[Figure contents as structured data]
[start]

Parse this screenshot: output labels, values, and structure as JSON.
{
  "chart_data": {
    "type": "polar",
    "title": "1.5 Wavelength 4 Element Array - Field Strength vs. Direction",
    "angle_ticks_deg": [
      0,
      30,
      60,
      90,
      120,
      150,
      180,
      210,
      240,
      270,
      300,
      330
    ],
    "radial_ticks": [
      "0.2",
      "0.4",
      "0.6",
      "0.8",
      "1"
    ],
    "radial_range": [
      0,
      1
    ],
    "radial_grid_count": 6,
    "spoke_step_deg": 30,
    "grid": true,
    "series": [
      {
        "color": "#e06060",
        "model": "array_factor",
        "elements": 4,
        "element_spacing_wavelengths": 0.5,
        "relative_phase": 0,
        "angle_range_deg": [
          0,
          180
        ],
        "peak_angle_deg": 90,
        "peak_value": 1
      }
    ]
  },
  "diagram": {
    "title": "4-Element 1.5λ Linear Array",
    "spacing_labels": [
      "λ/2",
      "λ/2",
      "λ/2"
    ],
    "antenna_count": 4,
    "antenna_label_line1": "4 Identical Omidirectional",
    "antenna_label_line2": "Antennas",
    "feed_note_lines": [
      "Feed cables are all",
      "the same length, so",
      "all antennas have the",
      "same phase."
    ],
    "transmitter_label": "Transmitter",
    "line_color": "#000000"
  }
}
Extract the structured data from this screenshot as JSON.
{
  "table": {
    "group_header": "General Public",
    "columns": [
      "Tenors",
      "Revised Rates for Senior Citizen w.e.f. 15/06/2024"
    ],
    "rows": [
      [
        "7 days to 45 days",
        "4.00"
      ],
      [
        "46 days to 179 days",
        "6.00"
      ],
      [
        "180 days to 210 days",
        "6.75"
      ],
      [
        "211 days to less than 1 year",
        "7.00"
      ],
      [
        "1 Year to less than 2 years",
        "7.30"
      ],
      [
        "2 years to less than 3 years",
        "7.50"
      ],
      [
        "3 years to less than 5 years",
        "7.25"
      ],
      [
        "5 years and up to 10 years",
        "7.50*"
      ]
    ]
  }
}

[end]

Your goal: Nothing should be left out: return all of the records exactly.

Full answer:
Parse this screenshot: output labels, values, and structure as JSON.
{
  "chart_data": {
    "type": "polar",
    "title": "1.5 Wavelength 4 Element Array - Field Strength vs. Direction",
    "angle_ticks_deg": [
      0,
      30,
      60,
      90,
      120,
      150,
      180,
      210,
      240,
      270,
      300,
      330
    ],
    "radial_ticks": [
      "0.2",
      "0.4",
      "0.6",
      "0.8",
      "1"
    ],
    "radial_range": [
      0,
      1
    ],
    "radial_grid_count": 6,
    "spoke_step_deg": 30,
    "grid": true,
    "series": [
      {
        "color": "#e06060",
        "model": "array_factor",
        "elements": 4,
        "element_spacing_wavelengths": 0.5,
        "relative_phase": 0,
        "angle_range_deg": [
          0,
          180
        ],
        "peak_angle_deg": 90,
        "peak_value": 1
      }
    ]
  },
  "diagram": {
    "title": "4-Element 1.5λ Linear Array",
    "spacing_labels": [
      "λ/2",
      "λ/2",
      "λ/2"
    ],
    "antenna_count": 4,
    "antenna_label_line1": "4 Identical Omidirectional",
    "antenna_label_line2": "Antennas",
    "feed_note_lines": [
      "Feed cables are all",
      "the same length, so",
      "all antennas have the",
      "same phase."
    ],
    "transmitter_label": "Transmitter",
    "line_color": "#000000"
  }
}
Extract the structured data from this screenshot as JSON.
{
  "table": {
    "group_header": "General Public",
    "columns": [
      "Tenors",
      "Revised Rates for Senior Citizen w.e.f. 15/06/2024"
    ],
    "rows": [
      [
        "7 days to 45 days",
        "4.00"
      ],
      [
        "46 days to 179 days",
        "6.00"
      ],
      [
        "180 days to 210 days",
        "6.75"
      ],
      [
        "211 days to less than 1 year",
        "7.00"
      ],
      [
        "1 Year to less than 2 years",
        "7.30"
      ],
      [
        "2 years to less than 3 years",
        "7.50"
      ],
      [
        "3 years to less than 5 years",
        "7.25"
      ],
      [
        "5 years and up to 10 years",
        "7.50*"
      ]
    ]
  }
}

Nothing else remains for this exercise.